_TASK TO COMPLETE:_
Extract, from the listing that follows, each line containing the word "Ephraim".

_Stored data entries:_
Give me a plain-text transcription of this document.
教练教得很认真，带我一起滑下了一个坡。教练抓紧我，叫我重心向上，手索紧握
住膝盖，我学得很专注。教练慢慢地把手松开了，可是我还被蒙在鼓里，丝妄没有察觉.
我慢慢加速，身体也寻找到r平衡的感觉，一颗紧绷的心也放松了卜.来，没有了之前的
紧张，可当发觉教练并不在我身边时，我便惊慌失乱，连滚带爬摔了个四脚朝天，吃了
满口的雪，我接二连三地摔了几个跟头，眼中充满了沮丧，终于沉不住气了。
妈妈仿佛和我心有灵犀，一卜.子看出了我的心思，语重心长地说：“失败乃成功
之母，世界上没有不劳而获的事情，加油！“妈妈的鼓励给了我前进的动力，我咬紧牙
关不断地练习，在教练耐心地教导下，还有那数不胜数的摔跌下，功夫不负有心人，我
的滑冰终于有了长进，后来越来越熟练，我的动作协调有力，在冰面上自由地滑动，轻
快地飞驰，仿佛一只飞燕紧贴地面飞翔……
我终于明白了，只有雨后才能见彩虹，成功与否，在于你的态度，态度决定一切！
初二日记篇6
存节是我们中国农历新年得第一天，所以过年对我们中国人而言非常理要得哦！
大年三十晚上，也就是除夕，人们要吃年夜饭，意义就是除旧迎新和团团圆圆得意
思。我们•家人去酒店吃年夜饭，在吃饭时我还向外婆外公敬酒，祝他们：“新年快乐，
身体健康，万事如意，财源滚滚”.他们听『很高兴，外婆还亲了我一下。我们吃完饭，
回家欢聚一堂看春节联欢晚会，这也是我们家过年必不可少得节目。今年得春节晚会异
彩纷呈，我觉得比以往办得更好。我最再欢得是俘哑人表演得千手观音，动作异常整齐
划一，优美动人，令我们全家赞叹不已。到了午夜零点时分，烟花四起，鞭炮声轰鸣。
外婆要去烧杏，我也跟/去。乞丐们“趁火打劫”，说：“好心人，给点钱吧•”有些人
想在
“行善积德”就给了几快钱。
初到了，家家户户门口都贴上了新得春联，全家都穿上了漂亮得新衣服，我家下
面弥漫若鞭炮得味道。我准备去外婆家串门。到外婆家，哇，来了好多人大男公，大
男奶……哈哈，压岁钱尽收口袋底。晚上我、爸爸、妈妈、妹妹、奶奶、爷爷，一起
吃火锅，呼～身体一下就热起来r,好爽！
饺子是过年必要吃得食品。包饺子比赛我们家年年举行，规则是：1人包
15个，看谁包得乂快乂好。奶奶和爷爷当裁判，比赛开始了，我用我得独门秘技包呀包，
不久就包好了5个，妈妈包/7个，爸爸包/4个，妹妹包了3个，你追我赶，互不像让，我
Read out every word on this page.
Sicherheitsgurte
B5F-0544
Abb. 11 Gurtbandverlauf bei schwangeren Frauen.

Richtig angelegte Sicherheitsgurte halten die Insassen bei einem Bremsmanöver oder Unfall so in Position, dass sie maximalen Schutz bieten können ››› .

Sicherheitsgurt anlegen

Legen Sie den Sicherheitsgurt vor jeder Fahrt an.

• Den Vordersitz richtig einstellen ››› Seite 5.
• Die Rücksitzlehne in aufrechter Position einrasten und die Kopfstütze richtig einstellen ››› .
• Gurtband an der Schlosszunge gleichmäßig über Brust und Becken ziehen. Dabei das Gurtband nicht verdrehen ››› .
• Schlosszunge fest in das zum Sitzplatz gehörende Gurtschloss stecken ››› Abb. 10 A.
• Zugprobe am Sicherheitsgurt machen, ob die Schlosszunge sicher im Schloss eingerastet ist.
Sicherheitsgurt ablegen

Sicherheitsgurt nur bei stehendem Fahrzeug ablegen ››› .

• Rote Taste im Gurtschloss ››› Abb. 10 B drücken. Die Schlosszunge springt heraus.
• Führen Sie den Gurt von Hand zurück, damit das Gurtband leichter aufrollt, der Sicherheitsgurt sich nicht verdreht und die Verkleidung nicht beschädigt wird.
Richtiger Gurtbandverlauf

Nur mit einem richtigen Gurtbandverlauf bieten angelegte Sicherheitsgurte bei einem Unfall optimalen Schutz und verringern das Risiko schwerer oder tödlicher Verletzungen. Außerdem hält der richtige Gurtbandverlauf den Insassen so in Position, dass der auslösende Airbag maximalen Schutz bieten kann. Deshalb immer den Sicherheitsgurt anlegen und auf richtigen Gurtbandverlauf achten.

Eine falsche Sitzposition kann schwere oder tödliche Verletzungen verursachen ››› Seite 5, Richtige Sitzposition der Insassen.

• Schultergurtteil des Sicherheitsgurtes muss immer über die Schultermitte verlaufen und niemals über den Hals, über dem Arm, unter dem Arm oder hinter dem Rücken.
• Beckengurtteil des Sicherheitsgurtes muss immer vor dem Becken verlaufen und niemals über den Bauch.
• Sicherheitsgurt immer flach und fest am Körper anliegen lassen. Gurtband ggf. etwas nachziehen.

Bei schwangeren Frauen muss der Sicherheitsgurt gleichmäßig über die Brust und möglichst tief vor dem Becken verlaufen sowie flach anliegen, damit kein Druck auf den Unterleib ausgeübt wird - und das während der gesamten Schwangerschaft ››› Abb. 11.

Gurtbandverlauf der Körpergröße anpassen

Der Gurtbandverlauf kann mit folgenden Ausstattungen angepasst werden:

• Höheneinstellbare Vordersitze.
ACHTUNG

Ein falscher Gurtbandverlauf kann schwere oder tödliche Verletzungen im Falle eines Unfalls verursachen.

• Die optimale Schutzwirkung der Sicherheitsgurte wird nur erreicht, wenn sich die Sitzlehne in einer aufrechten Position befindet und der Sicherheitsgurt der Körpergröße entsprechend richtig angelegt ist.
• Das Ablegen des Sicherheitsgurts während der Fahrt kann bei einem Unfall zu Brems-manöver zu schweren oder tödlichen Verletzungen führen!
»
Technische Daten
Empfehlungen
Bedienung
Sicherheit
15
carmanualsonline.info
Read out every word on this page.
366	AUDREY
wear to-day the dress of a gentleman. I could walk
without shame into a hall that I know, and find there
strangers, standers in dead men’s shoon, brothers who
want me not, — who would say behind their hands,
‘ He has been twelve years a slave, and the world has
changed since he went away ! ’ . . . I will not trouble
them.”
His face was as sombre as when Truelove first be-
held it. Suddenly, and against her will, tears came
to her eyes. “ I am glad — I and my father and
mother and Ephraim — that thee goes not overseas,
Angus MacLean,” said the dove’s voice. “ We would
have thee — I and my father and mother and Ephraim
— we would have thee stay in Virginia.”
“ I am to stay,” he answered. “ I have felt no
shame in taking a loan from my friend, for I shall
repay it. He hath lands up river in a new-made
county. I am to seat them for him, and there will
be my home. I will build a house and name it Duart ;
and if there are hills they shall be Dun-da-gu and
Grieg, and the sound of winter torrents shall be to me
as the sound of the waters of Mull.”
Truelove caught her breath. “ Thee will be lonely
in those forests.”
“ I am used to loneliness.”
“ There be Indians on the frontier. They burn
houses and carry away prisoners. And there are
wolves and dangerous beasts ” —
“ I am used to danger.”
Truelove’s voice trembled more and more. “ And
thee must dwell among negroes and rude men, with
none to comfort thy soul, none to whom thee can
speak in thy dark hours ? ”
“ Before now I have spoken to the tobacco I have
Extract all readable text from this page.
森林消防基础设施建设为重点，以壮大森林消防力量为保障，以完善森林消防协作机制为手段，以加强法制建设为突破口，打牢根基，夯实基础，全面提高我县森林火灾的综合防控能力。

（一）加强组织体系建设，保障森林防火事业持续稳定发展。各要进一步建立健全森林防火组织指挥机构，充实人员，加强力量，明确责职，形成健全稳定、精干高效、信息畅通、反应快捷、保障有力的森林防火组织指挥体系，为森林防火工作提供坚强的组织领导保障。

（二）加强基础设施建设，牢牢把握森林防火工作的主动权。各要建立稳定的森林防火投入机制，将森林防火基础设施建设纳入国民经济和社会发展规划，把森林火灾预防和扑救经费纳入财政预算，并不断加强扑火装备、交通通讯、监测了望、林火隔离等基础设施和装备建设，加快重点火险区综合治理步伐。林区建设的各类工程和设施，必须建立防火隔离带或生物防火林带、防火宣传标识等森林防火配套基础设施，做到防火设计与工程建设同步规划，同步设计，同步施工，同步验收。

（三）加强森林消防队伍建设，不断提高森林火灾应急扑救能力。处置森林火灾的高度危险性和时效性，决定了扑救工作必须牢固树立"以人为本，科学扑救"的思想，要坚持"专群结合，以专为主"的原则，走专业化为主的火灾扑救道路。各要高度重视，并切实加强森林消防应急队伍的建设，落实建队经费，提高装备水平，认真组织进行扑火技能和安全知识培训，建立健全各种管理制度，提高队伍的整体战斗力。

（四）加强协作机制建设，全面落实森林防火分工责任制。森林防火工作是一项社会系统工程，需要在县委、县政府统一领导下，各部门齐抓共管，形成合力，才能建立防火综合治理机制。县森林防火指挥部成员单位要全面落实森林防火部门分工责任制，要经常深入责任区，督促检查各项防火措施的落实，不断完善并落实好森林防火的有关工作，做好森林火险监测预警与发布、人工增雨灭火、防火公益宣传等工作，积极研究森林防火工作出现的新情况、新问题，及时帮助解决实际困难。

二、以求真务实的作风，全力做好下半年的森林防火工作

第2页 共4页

_SOLUTION BELOW:_
mother and Ephraim — that thee goes not overseas,
have thee — I and my father and mother and Ephraim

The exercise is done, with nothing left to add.